◆ Given records ◆
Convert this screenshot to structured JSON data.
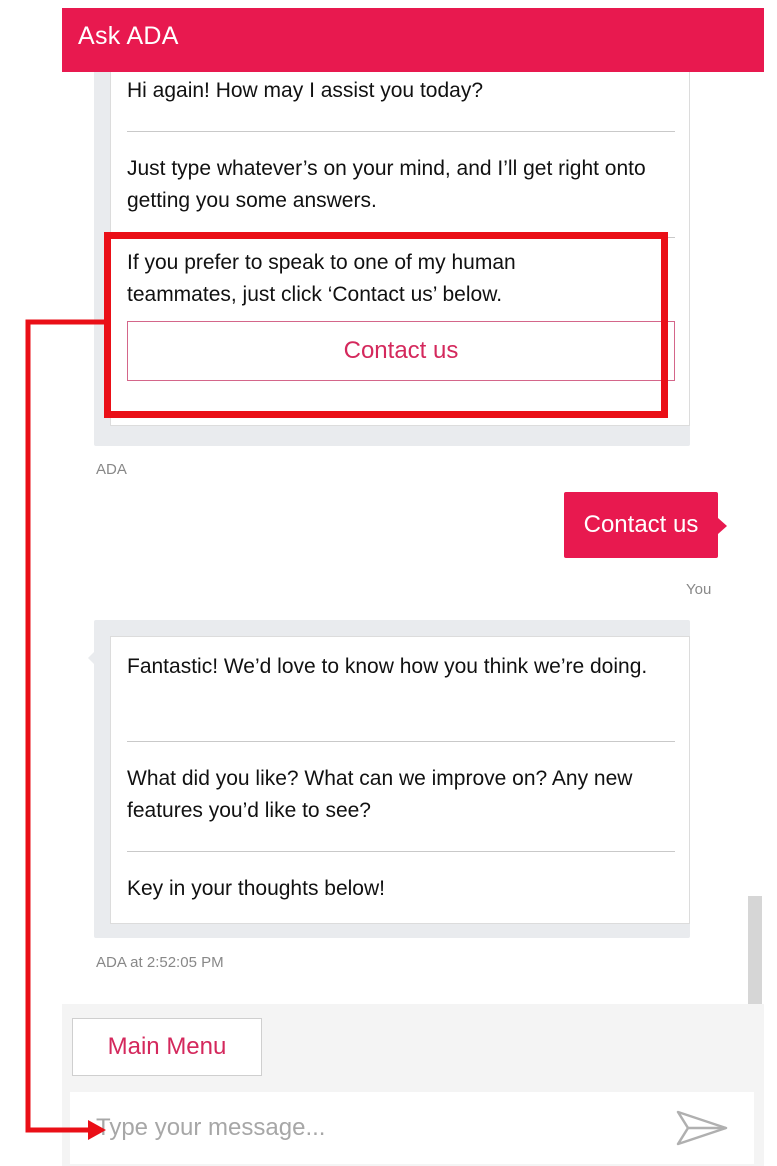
{
  "header": {
    "title": "Ask ADA"
  },
  "bot_group_1": {
    "messages": [
      "Hi again! How may I assist you today?",
      "Just type whatever’s on your mind, and I’ll get right onto getting you some answers.",
      "If you prefer to speak to one of my human teammates, just click ‘Contact us’ below."
    ],
    "option_label": "Contact us",
    "sender": "ADA"
  },
  "user_message": {
    "text": "Contact us",
    "sender": "You"
  },
  "bot_group_2": {
    "messages": [
      "Fantastic! We’d love to know how you think we’re doing.",
      "What did you like? What can we improve on? Any new features you’d like to see?",
      "Key in your thoughts below!"
    ],
    "meta": "ADA at 2:52:05 PM"
  },
  "quick_replies": {
    "main_menu_label": "Main Menu"
  },
  "composer": {
    "placeholder": "Type your message..."
  },
  "colors": {
    "brand": "#e8194f",
    "highlight": "#ea0f17",
    "link": "#d4285c"
  },
  "icons": {
    "send": "send-arrow-icon"
  }
}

◆ Given problem ◆
Quote each entry above verbatim and drop the pictures.

◆ Reply ◆
Convert this screenshot to structured JSON data.
{
  "header": {
    "title": "Ask ADA"
  },
  "bot_group_1": {
    "messages": [
      "Hi again! How may I assist you today?",
      "Just type whatever’s on your mind, and I’ll get right onto getting you some answers.",
      "If you prefer to speak to one of my human teammates, just click ‘Contact us’ below."
    ],
    "option_label": "Contact us",
    "sender": "ADA"
  },
  "user_message": {
    "text": "Contact us",
    "sender": "You"
  },
  "bot_group_2": {
    "messages": [
      "Fantastic! We’d love to know how you think we’re doing.",
      "What did you like? What can we improve on? Any new features you’d like to see?",
      "Key in your thoughts below!"
    ],
    "meta": "ADA at 2:52:05 PM"
  },
  "quick_replies": {
    "main_menu_label": "Main Menu"
  },
  "composer": {
    "placeholder": "Type your message..."
  },
  "colors": {
    "brand": "#e8194f",
    "highlight": "#ea0f17",
    "link": "#d4285c"
  },
  "icons": {
    "send": "send-arrow-icon"
  }
}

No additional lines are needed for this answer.